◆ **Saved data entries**
____
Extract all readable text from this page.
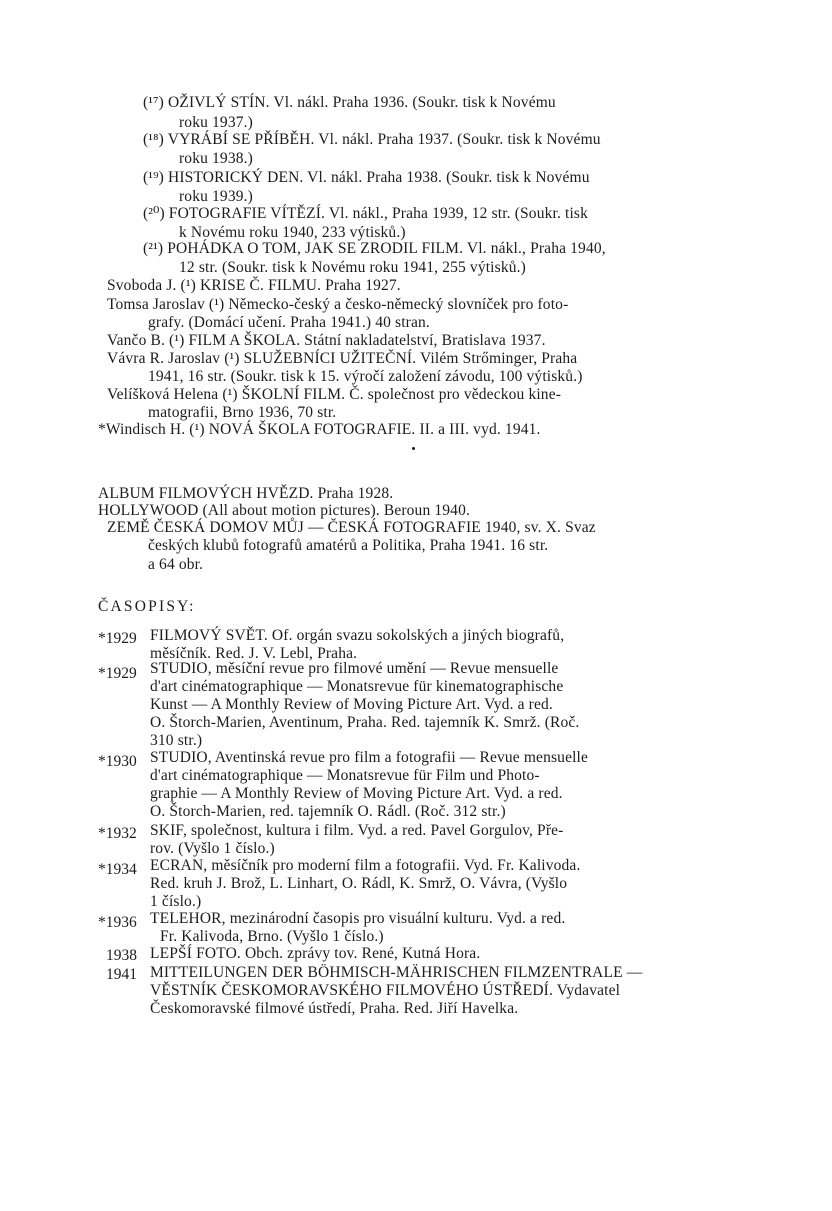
(¹⁷) OŽIVLÝ STÍN. Vl. nákl. Praha 1936. (Soukr. tisk k Novému
roku 1937.)
(¹⁸) VYRÁBÍ SE PŘÍBĚH. Vl. nákl. Praha 1937. (Soukr. tisk k Novému
roku 1938.)
(¹⁹) HISTORICKÝ DEN. Vl. nákl. Praha 1938. (Soukr. tisk k Novému
roku 1939.)
(²⁰) FOTOGRAFIE VÍTĚZÍ. Vl. nákl., Praha 1939, 12 str. (Soukr. tisk
k Novému roku 1940, 233 výtisků.)
(²¹) POHÁDKA O TOM, JAK SE ZRODIL FILM. Vl. nákl., Praha 1940,
12 str. (Soukr. tisk k Novému roku 1941, 255 výtisků.)
Svoboda J. (¹) KRISE Č. FILMU. Praha 1927.
Tomsa Jaroslav (¹) Německo-český a česko-německý slovníček pro foto-
grafy. (Domácí učení. Praha 1941.) 40 stran.
Vančo B. (¹) FILM A ŠKOLA. Státní nakladatelství, Bratislava 1937.
Vávra R. Jaroslav (¹) SLUŽEBNÍCI UŽITEČNÍ. Vilém Strőminger, Praha
1941, 16 str. (Soukr. tisk k 15. výročí založení závodu, 100 výtisků.)
Velíšková Helena (¹) ŠKOLNÍ FILM. Č. společnost pro vědeckou kine-
matografii, Brno 1936, 70 str.
*Windisch H. (¹) NOVÁ ŠKOLA FOTOGRAFIE. II. a III. vyd. 1941.
ALBUM FILMOVÝCH HVĚZD. Praha 1928.
HOLLYWOOD (All about motion pictures). Beroun 1940.
ZEMĚ ČESKÁ DOMOV MŮJ — ČESKÁ FOTOGRAFIE 1940, sv. X. Svaz
českých klubů fotografů amatérů a Politika, Praha 1941. 16 str.
a 64 obr.
ČASOPISY:
*1929 FILMOVÝ SVĚT. Of. orgán svazu sokolských a jiných biografů,
měsíčník. Red. J. V. Lebl, Praha.
*1929 STUDIO, měsíční revue pro filmové umění — Revue mensuelle
d'art cinématographique — Monatsrevue für kinematographische
Kunst — A Monthly Review of Moving Picture Art. Vyd. a red.
O. Štorch-Marien, Aventinum, Praha. Red. tajemník K. Smrž. (Roč.
310 str.)
*1930 STUDIO, Aventinská revue pro film a fotografii — Revue mensuelle
d'art cinématographique — Monatsrevue für Film und Photo-
graphie — A Monthly Review of Moving Picture Art. Vyd. a red.
O. Štorch-Marien, red. tajemník O. Rádl. (Roč. 312 str.)
*1932 SKIF, společnost, kultura i film. Vyd. a red. Pavel Gorgulov, Pře-
rov. (Vyšlo 1 číslo.)
*1934 ECRAN, měsíčník pro moderní film a fotografii. Vyd. Fr. Kalivoda.
Red. kruh J. Brož, L. Linhart, O. Rádl, K. Smrž, O. Vávra, (Vyšlo
1 číslo.)
*1936 TELEHOR, mezinárodní časopis pro visuální kulturu. Vyd. a red.
Fr. Kalivoda, Brno. (Vyšlo 1 číslo.)
1938 LEPŠÍ FOTO. Obch. zprávy tov. René, Kutná Hora.
1941 MITTEILUNGEN DER BÖHMISCH-MÄHRISCHEN FILMZENTRALE —
VĚSTNÍK ČESKOMORAVSKÉHO FILMOVÉHO ÚSTŘEDÍ. Vydavatel
Českomoravské filmové ústředí, Praha. Red. Jiří Havelka.
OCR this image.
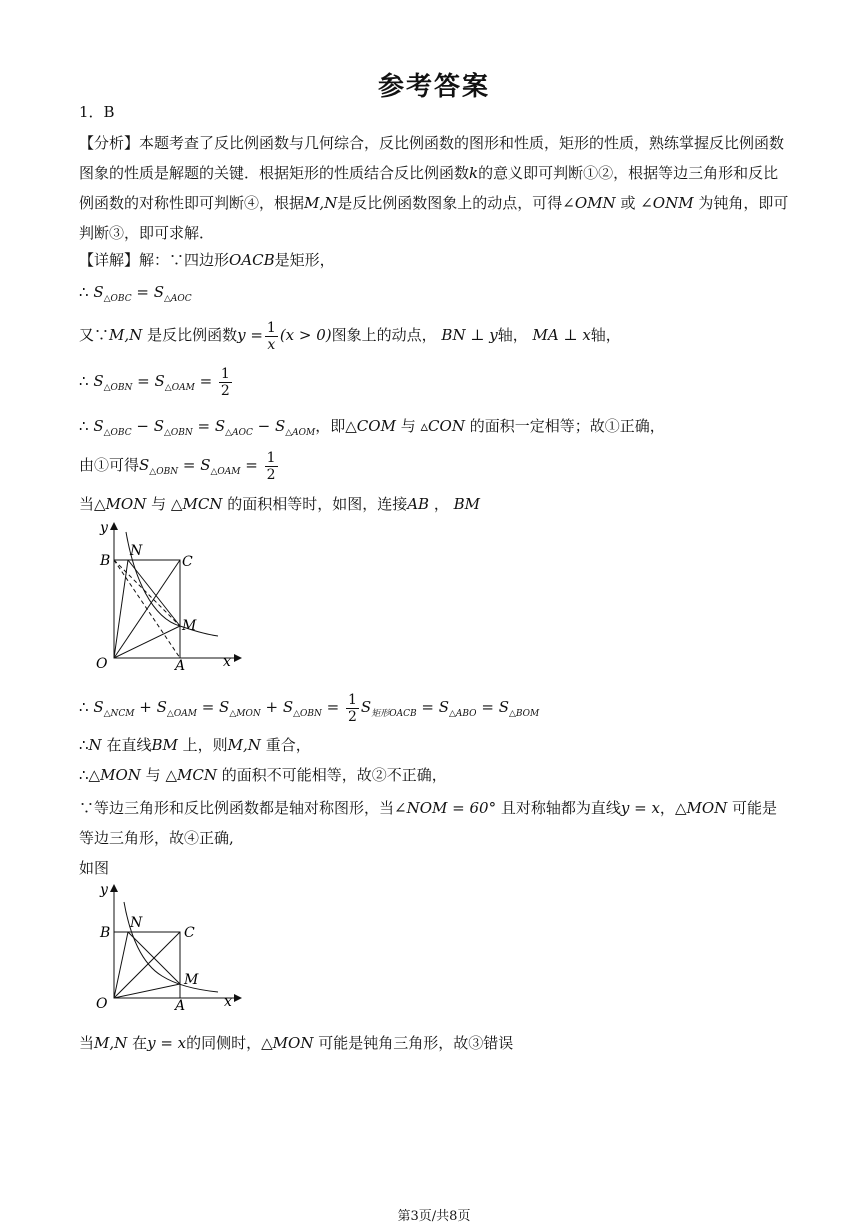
参考答案
1．B
【分析】本题考查了反比例函数与几何综合，反比例函数的图形和性质，矩形的性质，熟练掌握反比例函数图象的性质是解题的关键．根据矩形的性质结合反比例函数k的意义即可判断①②，根据等边三角形和反比例函数的对称性即可判断④，根据M,N是反比例函数图象上的动点，可得∠OMN 或 ∠ONM 为钝角，即可判断③，即可求解．
【详解】解：∵四边形OACB是矩形，
∴ $S_{\triangle OBC} = S_{\triangle AOC}$
又∵M,N 是反比例函数$y = \frac{1}{x} (x > 0)$图象上的动点， BN ⊥ y轴， MA ⊥ x轴，
∴ $S_{\triangle OBN} = S_{\triangle OAM} = \frac{1}{2}$
∴ $S_{\triangle OBC} - S_{\triangle OBN} = S_{\triangle AOC} - S_{\triangle AOM}$，即△COM 与 ▵CON 的面积一定相等；故①正确，
由①可得$S_{\triangle OBN} = S_{\triangle OAM} = \frac{1}{2}$
当△MON 与 △MCN 的面积相等时，如图，连接AB ， BM
y
N
C
B
M
O	A	x
∴ $S_{\triangle NCM} + S_{\triangle OAM} = S_{\triangle MON} + S_{\triangle OBN} = \frac{1}{2} S_{矩形OACB} = S_{\triangle ABO} = S_{\triangle BOM}$
∴N 在直线BM 上，则M,N 重合，
∴△MON 与 △MCN 的面积不可能相等，故②不正确，
∵等边三角形和反比例函数都是轴对称图形，当∠NOM = 60° 且对称轴都为直线y = x，△MON 可能是等边三角形，故④正确,
如图
y
N
C
B
M
O	A	x
当M,N 在y = x的同侧时，△MON 可能是钝角三角形，故③错误
第3页/共8页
____
◆ **EXERCISE INSTRUCTIONS**
Check each line above for the word "výtisků" and say how many have it, with nothing else.

◆ **EXERCISE ANSWER**
3